While it may be inferred that the Yammer aquisition highlights SharePoint’s weaknesses in the space, I tend to argue that leveraging a feature within a product no matter how immature it may be perceived as being is worthwhile if it adds value. Even harnessing some of the out of the box social functionality in SharePoint 2010 will deliver effeciencies let alone when steps are taken to customise and improve the offering like in Chris O’Brien’s Extending SharePoint 2010 social features. I need not look further than my own company Ignia to see an example of how companies are now using the social features of SharePoint to derive value.

The arguments for and against corporate social networking could fuel a never ending debate and at the risk of losing impartiality in this post (and completely neglecting the required levels of governance required for a successful implementation) I want to highlight a few of the reasons I believe leveraging the social features of SharePoint is a good idea for the enterprise.

First and foremost the obvious benefit derived from leveraging the social features of SharePoint is, well, enabling social. By that I mean fostering a social environment within the organisation allows employees to communicate with one another, get to know one another and ultimately assist in improving morale, satisfaction and engagement within the organisation.

§ **DATA**:

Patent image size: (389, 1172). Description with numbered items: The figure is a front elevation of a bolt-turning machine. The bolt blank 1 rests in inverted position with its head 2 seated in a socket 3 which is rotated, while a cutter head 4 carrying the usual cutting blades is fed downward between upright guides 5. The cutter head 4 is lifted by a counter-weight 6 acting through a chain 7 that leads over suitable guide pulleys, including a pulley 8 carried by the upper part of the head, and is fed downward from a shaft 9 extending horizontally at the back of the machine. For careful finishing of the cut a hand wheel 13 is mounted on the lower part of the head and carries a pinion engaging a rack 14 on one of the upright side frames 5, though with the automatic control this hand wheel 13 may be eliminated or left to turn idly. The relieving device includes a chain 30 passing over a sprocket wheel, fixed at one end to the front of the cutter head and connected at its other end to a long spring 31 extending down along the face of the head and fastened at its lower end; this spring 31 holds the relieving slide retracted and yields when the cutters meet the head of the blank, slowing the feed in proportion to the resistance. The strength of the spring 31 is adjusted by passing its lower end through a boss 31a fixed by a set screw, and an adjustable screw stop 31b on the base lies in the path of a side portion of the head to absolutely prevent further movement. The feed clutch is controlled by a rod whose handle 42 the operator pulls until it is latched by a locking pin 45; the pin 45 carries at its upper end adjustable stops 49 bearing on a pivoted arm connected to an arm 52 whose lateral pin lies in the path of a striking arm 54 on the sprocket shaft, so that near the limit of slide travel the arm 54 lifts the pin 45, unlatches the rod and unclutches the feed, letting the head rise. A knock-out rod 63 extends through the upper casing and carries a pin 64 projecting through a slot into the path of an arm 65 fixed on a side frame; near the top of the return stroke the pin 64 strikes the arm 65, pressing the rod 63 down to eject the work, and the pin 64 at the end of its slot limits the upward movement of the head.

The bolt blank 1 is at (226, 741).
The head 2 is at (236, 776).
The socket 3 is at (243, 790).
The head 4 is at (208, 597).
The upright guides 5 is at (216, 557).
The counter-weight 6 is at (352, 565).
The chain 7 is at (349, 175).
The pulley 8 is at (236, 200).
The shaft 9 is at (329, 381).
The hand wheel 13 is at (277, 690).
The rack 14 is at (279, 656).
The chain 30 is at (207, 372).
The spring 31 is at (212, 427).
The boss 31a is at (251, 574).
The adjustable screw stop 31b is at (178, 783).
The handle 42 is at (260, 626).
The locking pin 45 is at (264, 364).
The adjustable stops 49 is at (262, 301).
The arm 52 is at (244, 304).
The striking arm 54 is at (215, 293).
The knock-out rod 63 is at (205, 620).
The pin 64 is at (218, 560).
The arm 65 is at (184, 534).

§ **TASK REQUIREMENTS**:
1. Echo the passage of the SharePoint social features excerpt starting with "While it may" and going on through "to derive value.".
2. In one to three sentences, explain why the writer of the SharePoint social features excerpt considers it worthwhile to use a product feature even if it may be perceived as immature.
3. Answer these questions from the SharePoint social features excerpt, one per line:
(a) Which acquisition may be inferred to highlight SharePoint's weaknesses?
(b) What is the name of the writer's own company?
(c) What three things does fostering a social environment ultimately help improve within the organization?
Rely solely on the SharePoint social features excerpt.

§ **RESULTS FOR THE EXERCISE**:
1.
While it may be inferred that the Yammer aquisition highlights SharePoint’s weaknesses in the space, I tend to argue that leveraging a feature within a product no matter how immature it may be perceived as being is worthwhile if it adds value. Even harnessing some of the out of the box social functionality in SharePoint 2010 will deliver effeciencies let alone when steps are taken to customise and improve the offering like in Chris O’Brien’s Extending SharePoint 2010 social features. I need not look further than my own company Ignia to see an example of how companies are now using the social features of SharePoint to derive value.

2. The writer holds that using a feature within a product is worthwhile if it adds value, however immature it may seem. Even the out-of-the-box social functionality in SharePoint 2010 will deliver efficiencies, and more so when steps are taken to customize and improve it.

3.
(a) The Yammer acquisition.
(b) Ignia.
(c) Morale, satisfaction and engagement.